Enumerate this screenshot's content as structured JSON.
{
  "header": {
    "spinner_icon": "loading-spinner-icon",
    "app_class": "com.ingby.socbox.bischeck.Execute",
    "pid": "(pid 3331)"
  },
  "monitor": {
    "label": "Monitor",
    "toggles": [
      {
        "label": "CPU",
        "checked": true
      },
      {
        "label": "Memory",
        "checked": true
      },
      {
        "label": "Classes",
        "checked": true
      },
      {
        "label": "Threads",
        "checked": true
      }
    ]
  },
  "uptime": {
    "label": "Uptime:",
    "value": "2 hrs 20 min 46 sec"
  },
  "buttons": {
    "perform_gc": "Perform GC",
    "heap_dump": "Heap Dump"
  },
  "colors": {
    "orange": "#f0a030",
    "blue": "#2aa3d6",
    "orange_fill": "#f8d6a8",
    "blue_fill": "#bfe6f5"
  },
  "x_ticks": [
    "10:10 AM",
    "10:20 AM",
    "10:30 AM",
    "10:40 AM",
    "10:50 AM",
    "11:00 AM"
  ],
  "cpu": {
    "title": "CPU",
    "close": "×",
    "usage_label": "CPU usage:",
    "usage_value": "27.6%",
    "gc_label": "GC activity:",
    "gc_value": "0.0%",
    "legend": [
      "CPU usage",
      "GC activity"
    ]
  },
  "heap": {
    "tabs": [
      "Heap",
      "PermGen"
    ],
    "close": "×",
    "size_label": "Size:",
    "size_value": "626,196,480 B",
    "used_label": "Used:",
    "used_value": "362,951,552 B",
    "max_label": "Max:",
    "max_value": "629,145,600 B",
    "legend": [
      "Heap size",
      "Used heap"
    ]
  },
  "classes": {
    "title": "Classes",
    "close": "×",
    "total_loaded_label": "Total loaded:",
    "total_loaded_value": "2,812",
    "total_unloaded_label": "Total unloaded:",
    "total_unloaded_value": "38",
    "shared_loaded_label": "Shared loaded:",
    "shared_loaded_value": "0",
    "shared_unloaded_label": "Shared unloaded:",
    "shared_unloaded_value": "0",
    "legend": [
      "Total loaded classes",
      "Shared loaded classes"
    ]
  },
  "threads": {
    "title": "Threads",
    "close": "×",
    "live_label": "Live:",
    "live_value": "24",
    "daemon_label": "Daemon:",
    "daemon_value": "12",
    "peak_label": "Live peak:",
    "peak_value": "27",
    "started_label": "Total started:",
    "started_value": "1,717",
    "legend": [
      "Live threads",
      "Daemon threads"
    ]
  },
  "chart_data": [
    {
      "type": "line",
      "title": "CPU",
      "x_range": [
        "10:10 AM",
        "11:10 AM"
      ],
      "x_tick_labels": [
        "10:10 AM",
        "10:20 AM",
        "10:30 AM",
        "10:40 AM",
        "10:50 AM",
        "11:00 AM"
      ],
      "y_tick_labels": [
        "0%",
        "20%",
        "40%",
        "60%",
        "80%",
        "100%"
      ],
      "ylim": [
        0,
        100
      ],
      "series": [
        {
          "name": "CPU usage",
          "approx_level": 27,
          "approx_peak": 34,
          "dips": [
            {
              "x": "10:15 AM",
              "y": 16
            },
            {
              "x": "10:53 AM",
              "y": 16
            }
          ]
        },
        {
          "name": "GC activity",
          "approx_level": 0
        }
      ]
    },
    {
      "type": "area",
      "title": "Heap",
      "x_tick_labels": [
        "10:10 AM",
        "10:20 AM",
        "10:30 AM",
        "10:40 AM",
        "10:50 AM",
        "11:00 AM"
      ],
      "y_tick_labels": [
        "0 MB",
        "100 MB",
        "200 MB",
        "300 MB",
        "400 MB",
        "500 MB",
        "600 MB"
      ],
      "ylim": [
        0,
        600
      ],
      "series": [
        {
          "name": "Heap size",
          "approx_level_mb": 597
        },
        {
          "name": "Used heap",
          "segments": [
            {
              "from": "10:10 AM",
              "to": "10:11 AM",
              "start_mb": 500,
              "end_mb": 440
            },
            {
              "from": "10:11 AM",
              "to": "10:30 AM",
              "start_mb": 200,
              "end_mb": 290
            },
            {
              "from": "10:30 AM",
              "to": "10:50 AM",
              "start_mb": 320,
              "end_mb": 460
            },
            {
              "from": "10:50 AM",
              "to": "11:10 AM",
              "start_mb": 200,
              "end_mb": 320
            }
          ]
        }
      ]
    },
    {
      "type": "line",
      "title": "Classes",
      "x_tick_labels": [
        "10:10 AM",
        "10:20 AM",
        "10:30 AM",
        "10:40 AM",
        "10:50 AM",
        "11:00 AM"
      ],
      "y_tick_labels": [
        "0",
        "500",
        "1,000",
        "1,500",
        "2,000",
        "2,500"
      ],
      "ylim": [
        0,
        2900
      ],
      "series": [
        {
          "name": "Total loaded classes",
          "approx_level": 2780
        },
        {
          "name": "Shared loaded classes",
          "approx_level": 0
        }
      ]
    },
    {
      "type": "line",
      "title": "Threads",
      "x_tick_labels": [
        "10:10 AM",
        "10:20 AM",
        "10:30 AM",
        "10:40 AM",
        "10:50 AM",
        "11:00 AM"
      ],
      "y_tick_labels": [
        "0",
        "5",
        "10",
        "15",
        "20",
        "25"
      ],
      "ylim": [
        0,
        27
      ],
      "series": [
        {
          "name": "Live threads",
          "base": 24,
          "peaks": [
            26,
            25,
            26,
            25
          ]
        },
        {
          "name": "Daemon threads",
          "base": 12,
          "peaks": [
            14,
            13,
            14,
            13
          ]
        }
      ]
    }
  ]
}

○ ○ ○

All of the material must be reproduced exactly.

Enumerate this screenshot's content as structured JSON.
{
  "header": {
    "spinner_icon": "loading-spinner-icon",
    "app_class": "com.ingby.socbox.bischeck.Execute",
    "pid": "(pid 3331)"
  },
  "monitor": {
    "label": "Monitor",
    "toggles": [
      {
        "label": "CPU",
        "checked": true
      },
      {
        "label": "Memory",
        "checked": true
      },
      {
        "label": "Classes",
        "checked": true
      },
      {
        "label": "Threads",
        "checked": true
      }
    ]
  },
  "uptime": {
    "label": "Uptime:",
    "value": "2 hrs 20 min 46 sec"
  },
  "buttons": {
    "perform_gc": "Perform GC",
    "heap_dump": "Heap Dump"
  },
  "colors": {
    "orange": "#f0a030",
    "blue": "#2aa3d6",
    "orange_fill": "#f8d6a8",
    "blue_fill": "#bfe6f5"
  },
  "x_ticks": [
    "10:10 AM",
    "10:20 AM",
    "10:30 AM",
    "10:40 AM",
    "10:50 AM",
    "11:00 AM"
  ],
  "cpu": {
    "title": "CPU",
    "close": "×",
    "usage_label": "CPU usage:",
    "usage_value": "27.6%",
    "gc_label": "GC activity:",
    "gc_value": "0.0%",
    "legend": [
      "CPU usage",
      "GC activity"
    ]
  },
  "heap": {
    "tabs": [
      "Heap",
      "PermGen"
    ],
    "close": "×",
    "size_label": "Size:",
    "size_value": "626,196,480 B",
    "used_label": "Used:",
    "used_value": "362,951,552 B",
    "max_label": "Max:",
    "max_value": "629,145,600 B",
    "legend": [
      "Heap size",
      "Used heap"
    ]
  },
  "classes": {
    "title": "Classes",
    "close": "×",
    "total_loaded_label": "Total loaded:",
    "total_loaded_value": "2,812",
    "total_unloaded_label": "Total unloaded:",
    "total_unloaded_value": "38",
    "shared_loaded_label": "Shared loaded:",
    "shared_loaded_value": "0",
    "shared_unloaded_label": "Shared unloaded:",
    "shared_unloaded_value": "0",
    "legend": [
      "Total loaded classes",
      "Shared loaded classes"
    ]
  },
  "threads": {
    "title": "Threads",
    "close": "×",
    "live_label": "Live:",
    "live_value": "24",
    "daemon_label": "Daemon:",
    "daemon_value": "12",
    "peak_label": "Live peak:",
    "peak_value": "27",
    "started_label": "Total started:",
    "started_value": "1,717",
    "legend": [
      "Live threads",
      "Daemon threads"
    ]
  },
  "chart_data": [
    {
      "type": "line",
      "title": "CPU",
      "x_range": [
        "10:10 AM",
        "11:10 AM"
      ],
      "x_tick_labels": [
        "10:10 AM",
        "10:20 AM",
        "10:30 AM",
        "10:40 AM",
        "10:50 AM",
        "11:00 AM"
      ],
      "y_tick_labels": [
        "0%",
        "20%",
        "40%",
        "60%",
        "80%",
        "100%"
      ],
      "ylim": [
        0,
        100
      ],
      "series": [
        {
          "name": "CPU usage",
          "approx_level": 27,
          "approx_peak": 34,
          "dips": [
            {
              "x": "10:15 AM",
              "y": 16
            },
            {
              "x": "10:53 AM",
              "y": 16
            }
          ]
        },
        {
          "name": "GC activity",
          "approx_level": 0
        }
      ]
    },
    {
      "type": "area",
      "title": "Heap",
      "x_tick_labels": [
        "10:10 AM",
        "10:20 AM",
        "10:30 AM",
        "10:40 AM",
        "10:50 AM",
        "11:00 AM"
      ],
      "y_tick_labels": [
        "0 MB",
        "100 MB",
        "200 MB",
        "300 MB",
        "400 MB",
        "500 MB",
        "600 MB"
      ],
      "ylim": [
        0,
        600
      ],
      "series": [
        {
          "name": "Heap size",
          "approx_level_mb": 597
        },
        {
          "name": "Used heap",
          "segments": [
            {
              "from": "10:10 AM",
              "to": "10:11 AM",
              "start_mb": 500,
              "end_mb": 440
            },
            {
              "from": "10:11 AM",
              "to": "10:30 AM",
              "start_mb": 200,
              "end_mb": 290
            },
            {
              "from": "10:30 AM",
              "to": "10:50 AM",
              "start_mb": 320,
              "end_mb": 460
            },
            {
              "from": "10:50 AM",
              "to": "11:10 AM",
              "start_mb": 200,
              "end_mb": 320
            }
          ]
        }
      ]
    },
    {
      "type": "line",
      "title": "Classes",
      "x_tick_labels": [
        "10:10 AM",
        "10:20 AM",
        "10:30 AM",
        "10:40 AM",
        "10:50 AM",
        "11:00 AM"
      ],
      "y_tick_labels": [
        "0",
        "500",
        "1,000",
        "1,500",
        "2,000",
        "2,500"
      ],
      "ylim": [
        0,
        2900
      ],
      "series": [
        {
          "name": "Total loaded classes",
          "approx_level": 2780
        },
        {
          "name": "Shared loaded classes",
          "approx_level": 0
        }
      ]
    },
    {
      "type": "line",
      "title": "Threads",
      "x_tick_labels": [
        "10:10 AM",
        "10:20 AM",
        "10:30 AM",
        "10:40 AM",
        "10:50 AM",
        "11:00 AM"
      ],
      "y_tick_labels": [
        "0",
        "5",
        "10",
        "15",
        "20",
        "25"
      ],
      "ylim": [
        0,
        27
      ],
      "series": [
        {
          "name": "Live threads",
          "base": 24,
          "peaks": [
            26,
            25,
            26,
            25
          ]
        },
        {
          "name": "Daemon threads",
          "base": 12,
          "peaks": [
            14,
            13,
            14,
            13
          ]
        }
      ]
    }
  ]
}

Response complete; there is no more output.